▶ _CONSIGNES_
1 - Recopiez du texte source tout ce qui va de « Un aperçu (source » jusqu'à « le concept !). ».
2 - Répétez à l'identique, dans la liste, tout ce qui va de la ligne contenant « back-arrow-icon <box>83 50 87 57</box> » jusqu'à la ligne contenant « enhance-row[interactable]: Enhance page », ces deux lignes incluses, et rien d'autre.

▶ _TEXTE SOURCE_
☆ ☆ ☆ ☆

CultureS Shanghai
Juin 2019…le temps des départs prend place, dans ce mouvement de va et vient qui a toujours rythmé Shanghai, historiquement terre d’asile ou d’espoir, terre de labeur ou terre d’échanges intellectuels ou commerciaux.
À Shanghai vous avez tissé des liens forts, votre regard sur le monde aura peut-être même changé, parce-que l’expatriation génère de l’intensité, dans tous les domaines de nos vies.
Alors vous emporterez sans nul doute, une partie de son énergie, de son esprit d’ouverture, qu’elle démontre par exemple, au travers de sa riche programmation culturelle. Vous garderez ou partagerez peut-être les émotions ressenties lors de spectacles, d’événements ou de découvertes de lieux chargés de son histoire.
Tout comme l’Occident, la Chine au travers de Shanghai, souvent pionnière dans les expérimentations nationales (économique, urbaine ou en termes de créativité), a organisé un Flash mob ou « mobilisation éclaire »… bon c’est sûr, traduit ça sonne moins bien !
Né en 2003 à New-York, dans le quartier de Manhattan, ce type d’événement bien connu en France, s’est déroulé cette fois dans le district de Hongkou. Il a rassemblé artiste, animateur, mannequin ou sportif vedettes, Cao Kefan, Gao Bowen, Yin Renjun, et quelques autres, sur l’air de « Mon pays et moi ». Tout était là pour créer la surprise (principe du Flash mob) et donc l’émotion : l’immense drapeau rouge aux 5 étoiles, se déroulant majestueusement sur la façade du « White Magnolia Plaza », les groupes se rassemblant lentement sur une place centrale, un chant connu de tous, des musiciens, des petits drapeaux rouges qui s’agitent et bien-sûr des caméras pour immortaliser tout cela.
Un aperçu (source Shine) :https://www.shine.cn/news/metro/1906176837/
Vous l’aurez compris, ici la prouesse artistique n’est pas une fin en soi, mais elle est mise au service de la fibre patriotique, qui demande parfois une petite cure de rappel auprès du peuple…
En juin, Shanghai se pare d’une certaine luxuriance végétale, même si son ultra minéralité n’est pas remise en cause. Elle fait de même pour son offre culturelle, dont la dynamique s’accélère : Journée du patrimoine culturel et naturel (merci Jack pour l’inspiration !), Festival International du Film de Shanghai, Fête de la Musique (encore Jack sur le concept !).
(Crédit photo : Olesia)

☆ ☆ ☆ ☆

▶ _LISTE FOURNIE_
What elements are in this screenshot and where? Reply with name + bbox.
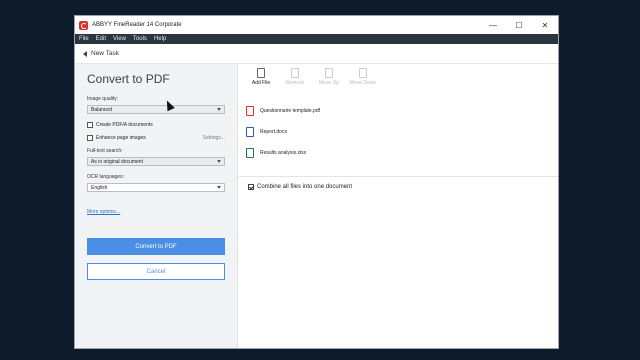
back-arrow-icon <box>83 50 87 57</box>
minimize-button[interactable]: — <box>480 16 506 34</box>
cancel-button[interactable]: Cancel <box>87 263 225 280</box>
app-window: ABBYY FineReader 14 Corporate — ☐ ✕ File… <box>74 15 559 349</box>
pdf-file-icon <box>246 105 254 116</box>
enhance-row[interactable]: Enhance page images Settings... <box>87 135 225 141</box>
file-name: Results analysis.xlsx <box>260 149 307 156</box>
create-pdfa-row[interactable]: Create PDF/A documents <box>87 122 225 128</box>
menu-help[interactable]: Help <box>154 36 166 42</box>
fulltext-label: Full-text search: <box>87 148 123 154</box>
create-pdfa-checkbox[interactable] <box>87 122 93 128</box>
file-name: Questionnaire template.pdf <box>260 107 321 114</box>
docx-file-icon <box>246 126 254 137</box>
combine-row[interactable]: Combine all files into one document <box>248 184 352 190</box>
menu-bar: File Edit View Tools Help <box>75 34 558 44</box>
page-title: Convert to PDF <box>87 72 170 86</box>
menu-view[interactable]: View <box>113 36 126 42</box>
add-file-button[interactable]: Add File <box>244 68 278 86</box>
maximize-button[interactable]: ☐ <box>506 16 532 34</box>
files-panel: Add File Remove Move Up Move Down Questi… <box>238 64 558 348</box>
divider <box>238 176 558 177</box>
ocr-languages-value: English <box>91 184 108 191</box>
file-toolbar: Add File Remove Move Up Move Down <box>238 64 558 90</box>
enhance-checkbox[interactable] <box>87 135 93 141</box>
fulltext-value: As in original document <box>91 158 143 165</box>
remove-label: Remove <box>285 80 305 86</box>
main-body: Convert to PDF Image quality: Balanced C… <box>75 64 558 348</box>
move-down-label: Move Down <box>349 80 377 86</box>
options-panel: Convert to PDF Image quality: Balanced C… <box>75 64 238 348</box>
combine-label: Combine all files into one document <box>257 184 353 190</box>
list-item[interactable]: Results analysis.xlsx <box>246 142 558 163</box>
move-up-button[interactable]: Move Up <box>312 68 346 86</box>
new-task-bar[interactable]: New Task <box>75 44 558 64</box>
image-quality-label: Image quality: <box>87 96 119 102</box>
file-name: Report.docx <box>260 128 287 135</box>
enhance-label: Enhance page images <box>96 135 146 141</box>
list-item[interactable]: Report.docx <box>246 121 558 142</box>
chevron-down-icon <box>217 160 221 163</box>
chevron-down-icon <box>217 186 221 189</box>
close-button[interactable]: ✕ <box>532 16 558 34</box>
chevron-down-icon <box>217 108 221 111</box>
title-bar: ABBYY FineReader 14 Corporate — ☐ ✕ <box>75 16 558 34</box>
ocr-languages-label: OCR languages: <box>87 174 124 180</box>
move-up-icon <box>325 68 333 78</box>
combine-checkbox[interactable] <box>248 184 254 190</box>
menu-tools[interactable]: Tools <box>133 36 147 42</box>
remove-button[interactable]: Remove <box>278 68 312 86</box>
menu-file[interactable]: File <box>79 36 89 42</box>
abbyy-logo-icon <box>79 20 88 30</box>
create-pdfa-label: Create PDF/A documents <box>96 122 153 128</box>
xlsx-file-icon <box>246 147 254 158</box>
move-down-button[interactable]: Move Down <box>346 68 380 86</box>
settings-link[interactable]: Settings... <box>203 135 225 141</box>
move-up-label: Move Up <box>318 80 339 86</box>
menu-edit[interactable]: Edit <box>96 36 106 42</box>
add-file-icon <box>257 68 265 78</box>
more-options-link[interactable]: More options... <box>87 209 120 215</box>
convert-button[interactable]: Convert to PDF <box>87 238 225 255</box>
fulltext-select[interactable]: As in original document <box>87 157 225 166</box>
add-file-label: Add File <box>251 80 271 86</box>
image-quality-select[interactable]: Balanced <box>87 105 225 114</box>
new-task-label: New Task <box>91 50 120 57</box>
list-item[interactable]: Questionnaire template.pdf <box>246 100 558 121</box>
ocr-languages-select[interactable]: English <box>87 183 225 192</box>
move-down-icon <box>359 68 367 78</box>
image-quality-value: Balanced <box>91 106 112 113</box>
file-list: Questionnaire template.pdf Report.docx R… <box>238 90 558 163</box>
trash-icon <box>291 68 299 78</box>
window-title: ABBYY FineReader 14 Corporate <box>92 22 182 28</box>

☆ ☆ ☆ ☆

▶ _RÉSULTATS PAR TÂCHE_
1 -
Un aperçu (source Shine) :https://www.shine.cn/news/metro/1906176837/
Vous l’aurez compris, ici la prouesse artistique n’est pas une fin en soi, mais elle est mise au service de la fibre patriotique, qui demande parfois une petite cure de rappel auprès du peuple…
En juin, Shanghai se pare d’une certaine luxuriance végétale, même si son ultra minéralité n’est pas remise en cause. Elle fait de même pour son offre culturelle, dont la dynamique s’accélère : Journée du patrimoine culturel et naturel (merci Jack pour l’inspiration !), Festival International du Film de Shanghai, Fête de la Musique (encore Jack sur le concept !).

2 -
back-arrow-icon <box>83 50 87 57</box>
minimize-button[interactable]: — <box>480 16 506 34</box>
cancel-button[interactable]: Cancel <box>87 263 225 280</box>
app-window: ABBYY FineReader 14 Corporate — ☐ ✕ File… <box>74 15 559 349</box>
pdf-file-icon <box>246 105 254 116</box>
enhance-row[interactable]: Enhance page images Settings... <box>87 135 225 141</box>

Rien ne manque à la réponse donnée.